- **Data in this exercise**

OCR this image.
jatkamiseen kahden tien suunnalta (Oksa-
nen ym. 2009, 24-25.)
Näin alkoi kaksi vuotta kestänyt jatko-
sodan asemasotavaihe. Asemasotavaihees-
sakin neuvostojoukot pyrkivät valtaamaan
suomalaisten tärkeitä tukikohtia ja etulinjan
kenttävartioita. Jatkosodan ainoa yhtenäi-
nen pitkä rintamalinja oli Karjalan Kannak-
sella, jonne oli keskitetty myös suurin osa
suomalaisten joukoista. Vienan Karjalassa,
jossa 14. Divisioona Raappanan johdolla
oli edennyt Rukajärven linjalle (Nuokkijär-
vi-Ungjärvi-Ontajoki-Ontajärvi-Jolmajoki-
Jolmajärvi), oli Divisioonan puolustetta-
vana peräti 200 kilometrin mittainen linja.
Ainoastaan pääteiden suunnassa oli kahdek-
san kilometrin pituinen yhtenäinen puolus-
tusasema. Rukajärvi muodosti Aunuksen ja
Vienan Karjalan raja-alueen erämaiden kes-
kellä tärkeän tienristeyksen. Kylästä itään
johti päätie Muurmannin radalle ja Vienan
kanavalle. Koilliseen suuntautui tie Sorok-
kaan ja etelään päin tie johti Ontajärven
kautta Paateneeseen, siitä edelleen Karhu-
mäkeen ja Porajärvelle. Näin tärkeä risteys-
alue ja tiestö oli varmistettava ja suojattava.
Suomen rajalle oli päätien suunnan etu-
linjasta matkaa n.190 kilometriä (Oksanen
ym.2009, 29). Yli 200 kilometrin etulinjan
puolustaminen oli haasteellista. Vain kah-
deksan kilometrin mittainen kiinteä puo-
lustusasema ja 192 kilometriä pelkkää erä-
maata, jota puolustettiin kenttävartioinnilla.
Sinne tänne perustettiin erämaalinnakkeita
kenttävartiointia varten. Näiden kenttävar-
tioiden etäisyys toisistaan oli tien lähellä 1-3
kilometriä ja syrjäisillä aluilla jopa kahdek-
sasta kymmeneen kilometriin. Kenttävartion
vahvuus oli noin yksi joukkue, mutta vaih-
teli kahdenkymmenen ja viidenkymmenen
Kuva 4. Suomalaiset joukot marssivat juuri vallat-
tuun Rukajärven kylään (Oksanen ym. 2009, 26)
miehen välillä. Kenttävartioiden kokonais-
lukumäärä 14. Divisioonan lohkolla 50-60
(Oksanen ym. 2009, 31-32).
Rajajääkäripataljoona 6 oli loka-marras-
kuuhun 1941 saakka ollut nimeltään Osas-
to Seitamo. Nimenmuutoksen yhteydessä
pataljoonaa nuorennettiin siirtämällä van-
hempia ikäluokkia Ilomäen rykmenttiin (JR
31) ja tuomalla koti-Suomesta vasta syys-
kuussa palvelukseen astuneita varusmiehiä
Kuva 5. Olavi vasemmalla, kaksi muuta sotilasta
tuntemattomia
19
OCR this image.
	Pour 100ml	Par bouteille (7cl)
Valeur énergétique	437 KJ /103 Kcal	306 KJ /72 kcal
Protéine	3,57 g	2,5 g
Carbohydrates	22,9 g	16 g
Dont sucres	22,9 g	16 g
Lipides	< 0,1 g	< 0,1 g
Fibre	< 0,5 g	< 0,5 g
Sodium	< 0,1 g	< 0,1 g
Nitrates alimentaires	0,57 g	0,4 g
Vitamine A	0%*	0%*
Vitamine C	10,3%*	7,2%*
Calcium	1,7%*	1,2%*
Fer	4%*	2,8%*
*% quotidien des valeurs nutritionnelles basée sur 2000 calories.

- **Task goal**
All of the entries must be quoted exactly; please include each one.

- **Task answer**
OCR this image.
jatkamiseen kahden tien suunnalta (Oksa-
nen ym. 2009, 24-25.)
Näin alkoi kaksi vuotta kestänyt jatko-
sodan asemasotavaihe. Asemasotavaihees-
sakin neuvostojoukot pyrkivät valtaamaan
suomalaisten tärkeitä tukikohtia ja etulinjan
kenttävartioita. Jatkosodan ainoa yhtenäi-
nen pitkä rintamalinja oli Karjalan Kannak-
sella, jonne oli keskitetty myös suurin osa
suomalaisten joukoista. Vienan Karjalassa,
jossa 14. Divisioona Raappanan johdolla
oli edennyt Rukajärven linjalle (Nuokkijär-
vi-Ungjärvi-Ontajoki-Ontajärvi-Jolmajoki-
Jolmajärvi), oli Divisioonan puolustetta-
vana peräti 200 kilometrin mittainen linja.
Ainoastaan pääteiden suunnassa oli kahdek-
san kilometrin pituinen yhtenäinen puolus-
tusasema. Rukajärvi muodosti Aunuksen ja
Vienan Karjalan raja-alueen erämaiden kes-
kellä tärkeän tienristeyksen. Kylästä itään
johti päätie Muurmannin radalle ja Vienan
kanavalle. Koilliseen suuntautui tie Sorok-
kaan ja etelään päin tie johti Ontajärven
kautta Paateneeseen, siitä edelleen Karhu-
mäkeen ja Porajärvelle. Näin tärkeä risteys-
alue ja tiestö oli varmistettava ja suojattava.
Suomen rajalle oli päätien suunnan etu-
linjasta matkaa n.190 kilometriä (Oksanen
ym.2009, 29). Yli 200 kilometrin etulinjan
puolustaminen oli haasteellista. Vain kah-
deksan kilometrin mittainen kiinteä puo-
lustusasema ja 192 kilometriä pelkkää erä-
maata, jota puolustettiin kenttävartioinnilla.
Sinne tänne perustettiin erämaalinnakkeita
kenttävartiointia varten. Näiden kenttävar-
tioiden etäisyys toisistaan oli tien lähellä 1-3
kilometriä ja syrjäisillä aluilla jopa kahdek-
sasta kymmeneen kilometriin. Kenttävartion
vahvuus oli noin yksi joukkue, mutta vaih-
teli kahdenkymmenen ja viidenkymmenen
Kuva 4. Suomalaiset joukot marssivat juuri vallat-
tuun Rukajärven kylään (Oksanen ym. 2009, 26)
miehen välillä. Kenttävartioiden kokonais-
lukumäärä 14. Divisioonan lohkolla 50-60
(Oksanen ym. 2009, 31-32).
Rajajääkäripataljoona 6 oli loka-marras-
kuuhun 1941 saakka ollut nimeltään Osas-
to Seitamo. Nimenmuutoksen yhteydessä
pataljoonaa nuorennettiin siirtämällä van-
hempia ikäluokkia Ilomäen rykmenttiin (JR
31) ja tuomalla koti-Suomesta vasta syys-
kuussa palvelukseen astuneita varusmiehiä
Kuva 5. Olavi vasemmalla, kaksi muuta sotilasta
tuntemattomia
19
OCR this image.
	Pour 100ml	Par bouteille (7cl)
Valeur énergétique	437 KJ /103 Kcal	306 KJ /72 kcal
Protéine	3,57 g	2,5 g
Carbohydrates	22,9 g	16 g
Dont sucres	22,9 g	16 g
Lipides	< 0,1 g	< 0,1 g
Fibre	< 0,5 g	< 0,5 g
Sodium	< 0,1 g	< 0,1 g
Nitrates alimentaires	0,57 g	0,4 g
Vitamine A	0%*	0%*
Vitamine C	10,3%*	7,2%*
Calcium	1,7%*	1,2%*
Fer	4%*	2,8%*
*% quotidien des valeurs nutritionnelles basée sur 2000 calories.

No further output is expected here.